-- start of Information given --
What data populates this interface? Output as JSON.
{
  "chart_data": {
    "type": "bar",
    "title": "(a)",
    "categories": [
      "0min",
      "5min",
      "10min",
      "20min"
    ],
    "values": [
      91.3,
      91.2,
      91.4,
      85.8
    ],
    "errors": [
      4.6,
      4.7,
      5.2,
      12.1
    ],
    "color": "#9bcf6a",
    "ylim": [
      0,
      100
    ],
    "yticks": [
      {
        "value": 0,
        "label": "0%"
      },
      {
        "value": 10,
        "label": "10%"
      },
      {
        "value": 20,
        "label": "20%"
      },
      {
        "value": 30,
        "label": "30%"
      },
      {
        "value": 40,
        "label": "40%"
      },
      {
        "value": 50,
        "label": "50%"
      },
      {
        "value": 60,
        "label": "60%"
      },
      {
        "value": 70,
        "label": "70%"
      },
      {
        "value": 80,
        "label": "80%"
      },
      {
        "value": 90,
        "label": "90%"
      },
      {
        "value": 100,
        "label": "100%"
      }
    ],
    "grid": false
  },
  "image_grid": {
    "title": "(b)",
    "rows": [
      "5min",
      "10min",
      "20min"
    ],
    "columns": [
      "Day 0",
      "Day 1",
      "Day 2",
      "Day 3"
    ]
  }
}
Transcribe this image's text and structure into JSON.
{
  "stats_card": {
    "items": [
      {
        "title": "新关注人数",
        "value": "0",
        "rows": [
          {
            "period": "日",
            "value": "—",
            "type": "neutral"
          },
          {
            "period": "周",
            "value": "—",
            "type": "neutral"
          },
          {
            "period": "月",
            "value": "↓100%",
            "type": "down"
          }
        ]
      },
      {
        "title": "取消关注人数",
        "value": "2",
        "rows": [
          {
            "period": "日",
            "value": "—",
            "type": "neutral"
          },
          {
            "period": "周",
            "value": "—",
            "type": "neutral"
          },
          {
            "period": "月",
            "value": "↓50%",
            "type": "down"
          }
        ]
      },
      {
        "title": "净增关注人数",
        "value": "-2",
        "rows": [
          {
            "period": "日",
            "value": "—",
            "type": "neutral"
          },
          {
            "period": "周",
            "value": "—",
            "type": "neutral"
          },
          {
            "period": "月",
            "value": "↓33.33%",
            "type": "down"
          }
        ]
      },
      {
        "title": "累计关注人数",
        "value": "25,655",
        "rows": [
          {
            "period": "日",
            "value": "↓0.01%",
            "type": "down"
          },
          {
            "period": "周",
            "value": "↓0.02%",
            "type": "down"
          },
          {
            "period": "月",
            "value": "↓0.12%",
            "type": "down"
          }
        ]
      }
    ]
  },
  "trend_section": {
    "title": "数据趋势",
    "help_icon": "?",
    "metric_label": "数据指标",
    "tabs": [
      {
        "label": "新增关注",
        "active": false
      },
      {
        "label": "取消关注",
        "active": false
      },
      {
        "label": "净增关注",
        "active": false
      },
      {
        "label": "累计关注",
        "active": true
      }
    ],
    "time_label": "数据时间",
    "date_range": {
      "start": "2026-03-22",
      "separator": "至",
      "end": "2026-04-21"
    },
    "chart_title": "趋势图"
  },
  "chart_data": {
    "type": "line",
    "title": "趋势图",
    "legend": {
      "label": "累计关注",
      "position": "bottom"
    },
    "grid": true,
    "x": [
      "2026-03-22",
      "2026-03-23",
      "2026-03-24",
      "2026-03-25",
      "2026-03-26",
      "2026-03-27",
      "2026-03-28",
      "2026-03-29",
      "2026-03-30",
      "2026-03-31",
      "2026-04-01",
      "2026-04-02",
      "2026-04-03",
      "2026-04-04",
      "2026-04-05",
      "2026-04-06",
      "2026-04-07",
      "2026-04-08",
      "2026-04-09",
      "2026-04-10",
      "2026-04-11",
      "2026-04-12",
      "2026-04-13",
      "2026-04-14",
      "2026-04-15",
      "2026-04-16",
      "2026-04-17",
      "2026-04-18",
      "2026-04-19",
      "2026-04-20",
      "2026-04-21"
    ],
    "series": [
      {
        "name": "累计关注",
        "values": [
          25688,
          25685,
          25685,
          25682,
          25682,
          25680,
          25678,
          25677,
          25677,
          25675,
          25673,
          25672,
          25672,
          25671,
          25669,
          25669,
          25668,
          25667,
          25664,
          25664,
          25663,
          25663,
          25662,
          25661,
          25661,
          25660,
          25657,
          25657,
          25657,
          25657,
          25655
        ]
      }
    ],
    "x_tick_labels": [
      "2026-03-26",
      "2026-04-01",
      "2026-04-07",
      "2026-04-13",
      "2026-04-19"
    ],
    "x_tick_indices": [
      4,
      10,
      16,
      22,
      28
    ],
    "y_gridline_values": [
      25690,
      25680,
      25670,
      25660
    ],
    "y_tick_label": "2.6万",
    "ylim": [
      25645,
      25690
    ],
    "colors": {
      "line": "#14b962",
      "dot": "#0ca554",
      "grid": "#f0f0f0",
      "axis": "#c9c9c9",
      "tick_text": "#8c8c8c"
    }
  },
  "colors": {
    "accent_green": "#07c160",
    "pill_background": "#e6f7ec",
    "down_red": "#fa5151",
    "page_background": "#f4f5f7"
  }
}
-- end of Information given --
• Task requirements
Extract the full listing and reproduce each line exactly.

• Result of this task
What data populates this interface? Output as JSON.
{
  "chart_data": {
    "type": "bar",
    "title": "(a)",
    "categories": [
      "0min",
      "5min",
      "10min",
      "20min"
    ],
    "values": [
      91.3,
      91.2,
      91.4,
      85.8
    ],
    "errors": [
      4.6,
      4.7,
      5.2,
      12.1
    ],
    "color": "#9bcf6a",
    "ylim": [
      0,
      100
    ],
    "yticks": [
      {
        "value": 0,
        "label": "0%"
      },
      {
        "value": 10,
        "label": "10%"
      },
      {
        "value": 20,
        "label": "20%"
      },
      {
        "value": 30,
        "label": "30%"
      },
      {
        "value": 40,
        "label": "40%"
      },
      {
        "value": 50,
        "label": "50%"
      },
      {
        "value": 60,
        "label": "60%"
      },
      {
        "value": 70,
        "label": "70%"
      },
      {
        "value": 80,
        "label": "80%"
      },
      {
        "value": 90,
        "label": "90%"
      },
      {
        "value": 100,
        "label": "100%"
      }
    ],
    "grid": false
  },
  "image_grid": {
    "title": "(b)",
    "rows": [
      "5min",
      "10min",
      "20min"
    ],
    "columns": [
      "Day 0",
      "Day 1",
      "Day 2",
      "Day 3"
    ]
  }
}
Transcribe this image's text and structure into JSON.
{
  "stats_card": {
    "items": [
      {
        "title": "新关注人数",
        "value": "0",
        "rows": [
          {
            "period": "日",
            "value": "—",
            "type": "neutral"
          },
          {
            "period": "周",
            "value": "—",
            "type": "neutral"
          },
          {
            "period": "月",
            "value": "↓100%",
            "type": "down"
          }
        ]
      },
      {
        "title": "取消关注人数",
        "value": "2",
        "rows": [
          {
            "period": "日",
            "value": "—",
            "type": "neutral"
          },
          {
            "period": "周",
            "value": "—",
            "type": "neutral"
          },
          {
            "period": "月",
            "value": "↓50%",
            "type": "down"
          }
        ]
      },
      {
        "title": "净增关注人数",
        "value": "-2",
        "rows": [
          {
            "period": "日",
            "value": "—",
            "type": "neutral"
          },
          {
            "period": "周",
            "value": "—",
            "type": "neutral"
          },
          {
            "period": "月",
            "value": "↓33.33%",
            "type": "down"
          }
        ]
      },
      {
        "title": "累计关注人数",
        "value": "25,655",
        "rows": [
          {
            "period": "日",
            "value": "↓0.01%",
            "type": "down"
          },
          {
            "period": "周",
            "value": "↓0.02%",
            "type": "down"
          },
          {
            "period": "月",
            "value": "↓0.12%",
            "type": "down"
          }
        ]
      }
    ]
  },
  "trend_section": {
    "title": "数据趋势",
    "help_icon": "?",
    "metric_label": "数据指标",
    "tabs": [
      {
        "label": "新增关注",
        "active": false
      },
      {
        "label": "取消关注",
        "active": false
      },
      {
        "label": "净增关注",
        "active": false
      },
      {
        "label": "累计关注",
        "active": true
      }
    ],
    "time_label": "数据时间",
    "date_range": {
      "start": "2026-03-22",
      "separator": "至",
      "end": "2026-04-21"
    },
    "chart_title": "趋势图"
  },
  "chart_data": {
    "type": "line",
    "title": "趋势图",
    "legend": {
      "label": "累计关注",
      "position": "bottom"
    },
    "grid": true,
    "x": [
      "2026-03-22",
      "2026-03-23",
      "2026-03-24",
      "2026-03-25",
      "2026-03-26",
      "2026-03-27",
      "2026-03-28",
      "2026-03-29",
      "2026-03-30",
      "2026-03-31",
      "2026-04-01",
      "2026-04-02",
      "2026-04-03",
      "2026-04-04",
      "2026-04-05",
      "2026-04-06",
      "2026-04-07",
      "2026-04-08",
      "2026-04-09",
      "2026-04-10",
      "2026-04-11",
      "2026-04-12",
      "2026-04-13",
      "2026-04-14",
      "2026-04-15",
      "2026-04-16",
      "2026-04-17",
      "2026-04-18",
      "2026-04-19",
      "2026-04-20",
      "2026-04-21"
    ],
    "series": [
      {
        "name": "累计关注",
        "values": [
          25688,
          25685,
          25685,
          25682,
          25682,
          25680,
          25678,
          25677,
          25677,
          25675,
          25673,
          25672,
          25672,
          25671,
          25669,
          25669,
          25668,
          25667,
          25664,
          25664,
          25663,
          25663,
          25662,
          25661,
          25661,
          25660,
          25657,
          25657,
          25657,
          25657,
          25655
        ]
      }
    ],
    "x_tick_labels": [
      "2026-03-26",
      "2026-04-01",
      "2026-04-07",
      "2026-04-13",
      "2026-04-19"
    ],
    "x_tick_indices": [
      4,
      10,
      16,
      22,
      28
    ],
    "y_gridline_values": [
      25690,
      25680,
      25670,
      25660
    ],
    "y_tick_label": "2.6万",
    "ylim": [
      25645,
      25690
    ],
    "colors": {
      "line": "#14b962",
      "dot": "#0ca554",
      "grid": "#f0f0f0",
      "axis": "#c9c9c9",
      "tick_text": "#8c8c8c"
    }
  },
  "colors": {
    "accent_green": "#07c160",
    "pill_background": "#e6f7ec",
    "down_red": "#fa5151",
    "page_background": "#f4f5f7"
  }
}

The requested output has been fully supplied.